*PROBLEM STATEMENT*. From the records below, pull each line that has "狂人日记".

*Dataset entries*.
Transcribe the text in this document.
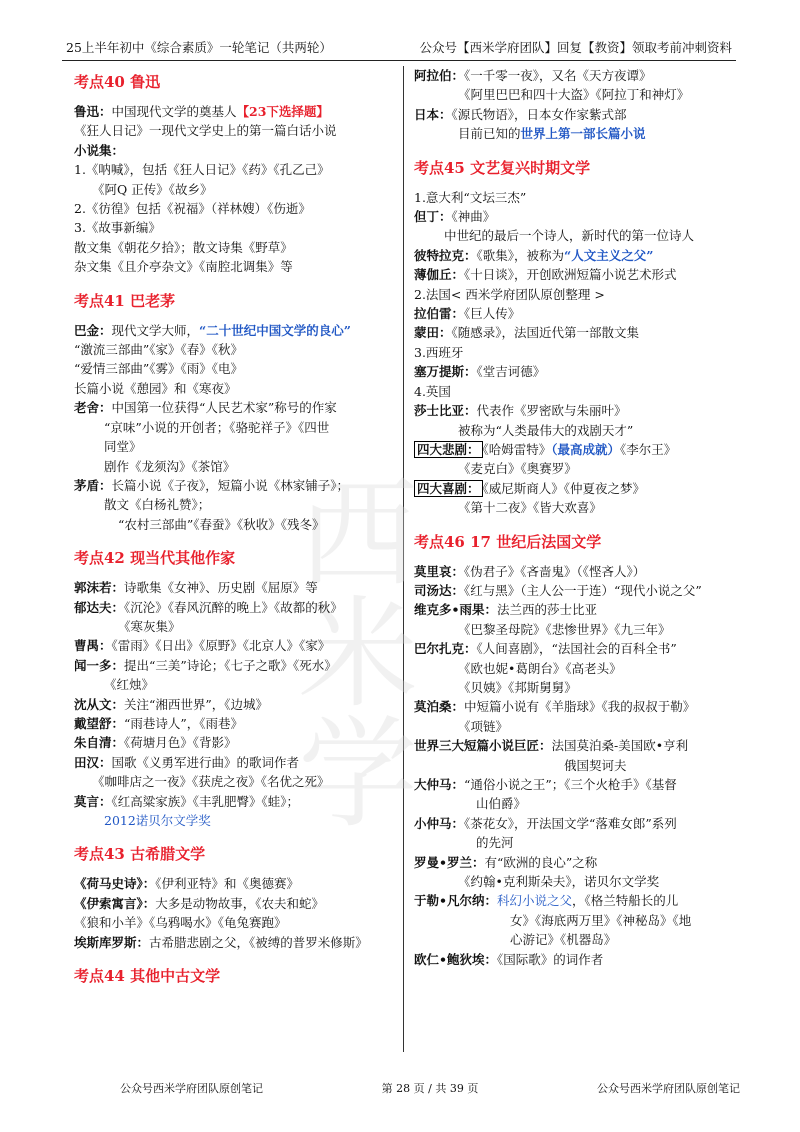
25上半年初中《综合素质》一轮笔记（共两轮）	公众号【西米学府团队】回复【教资】领取考前冲刺资料
西米学
考点40 鲁迅
鲁迅：中国现代文学的奠基人【23下选择题】
《狂人日记》一现代文学史上的第一篇白话小说
小说集：
1.《呐喊》，包括《狂人日记》《药》《孔乙己》
《阿Q 正传》《故乡》
2.《彷徨》包括《祝福》（祥林嫂）《伤逝》
3.《故事新编》
散文集《朝花夕拾》；散文诗集《野草》
杂文集《且介亭杂文》《南腔北调集》等
考点41 巴老茅
巴金：现代文学大师，“二十世纪中国文学的良心”
“激流三部曲”《家》《春》《秋》
“爱情三部曲”《雾》《雨》《电》
长篇小说《憩园》和《寒夜》
老舍：中国第一位获得“人民艺术家”称号的作家
“京味”小说的开创者；《骆驼祥子》《四世
同堂》
剧作《龙须沟》《茶馆》
茅盾：长篇小说《子夜》，短篇小说《林家铺子》；
散文《白杨礼赞》；
“农村三部曲”《春蚕》《秋收》《残冬》
考点42 现当代其他作家
郭沫若：诗歌集《女神》、历史剧《屈原》等
郁达夫：《沉沦》《春风沉醉的晚上》《故都的秋》
《寒灰集》
曹禺：《雷雨》《日出》《原野》《北京人》《家》
闻一多：提出“三美”诗论；《七子之歌》《死水》
《红烛》
沈从文：关注“湘西世界”，《边城》
戴望舒：“雨巷诗人”，《雨巷》
朱自清：《荷塘月色》《背影》
田汉：国歌《义勇军进行曲》的歌词作者
《咖啡店之一夜》《获虎之夜》《名优之死》
莫言：《红高粱家族》《丰乳肥臀》《蛙》；
2012诺贝尔文学奖
考点43 古希腊文学
《荷马史诗》：《伊利亚特》和《奥德赛》
《伊索寓言》：大多是动物故事，《农夫和蛇》
《狼和小羊》《乌鸦喝水》《龟兔赛跑》
埃斯库罗斯：古希腊悲剧之父，《被缚的普罗米修斯》
考点44 其他中古文学
阿拉伯：《一千零一夜》，又名《天方夜谭》
《阿里巴巴和四十大盗》《阿拉丁和神灯》
日本：《源氏物语》，日本女作家紫式部
目前已知的世界上第一部长篇小说
考点45 文艺复兴时期文学
1.意大利“文坛三杰”
但丁：《神曲》
中世纪的最后一个诗人，新时代的第一位诗人
彼特拉克：《歌集》，被称为“人文主义之父”
薄伽丘：《十日谈》，开创欧洲短篇小说艺术形式
2.法国< 西米学府团队原创整理 >
拉伯雷：《巨人传》
蒙田：《随感录》，法国近代第一部散文集
3.西班牙
塞万提斯：《堂吉诃德》
4.英国
莎士比亚：代表作《罗密欧与朱丽叶》
被称为“人类最伟大的戏剧天才”
四大悲剧： 《哈姆雷特》（最高成就）《李尔王》
《麦克白》《奥赛罗》
四大喜剧： 《威尼斯商人》《仲夏夜之梦》
《第十二夜》《皆大欢喜》
考点46 17 世纪后法国文学
莫里哀：《伪君子》《吝啬鬼》（《悭吝人》）
司汤达：《红与黑》（主人公一于连）“现代小说之父”
维克多•雨果：法兰西的莎士比亚
《巴黎圣母院》《悲惨世界》《九三年》
巴尔扎克：《人间喜剧》，“法国社会的百科全书”
《欧也妮•葛朗台》《高老头》
《贝姨》《邦斯舅舅》
莫泊桑：中短篇小说有《羊脂球》《我的叔叔于勒》
《项链》
世界三大短篇小说巨匠：法国莫泊桑-美国欧•亨利
俄国契诃夫
大仲马：“通俗小说之王”；《三个火枪手》《基督
山伯爵》
小仲马：《茶花女》，开法国文学“落难女郎”系列
的先河
罗曼•罗兰：有“欧洲的良心”之称
《约翰•克利斯朵夫》，诺贝尔文学奖
于勒•凡尔纳：科幻小说之父，《格兰特船长的儿
女》《海底两万里》《神秘岛》《地
心游记》《机器岛》
欧仁•鲍狄埃：《国际歌》的词作者
公众号西米学府团队原创笔记	第 28 页 / 共 39 页	公众号西米学府团队原创笔记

*RESULT OF THIS EXERCISE*.
《狂人日记》一现代文学史上的第一篇白话小说
1.《呐喊》，包括《狂人日记》《药》《孔乙己》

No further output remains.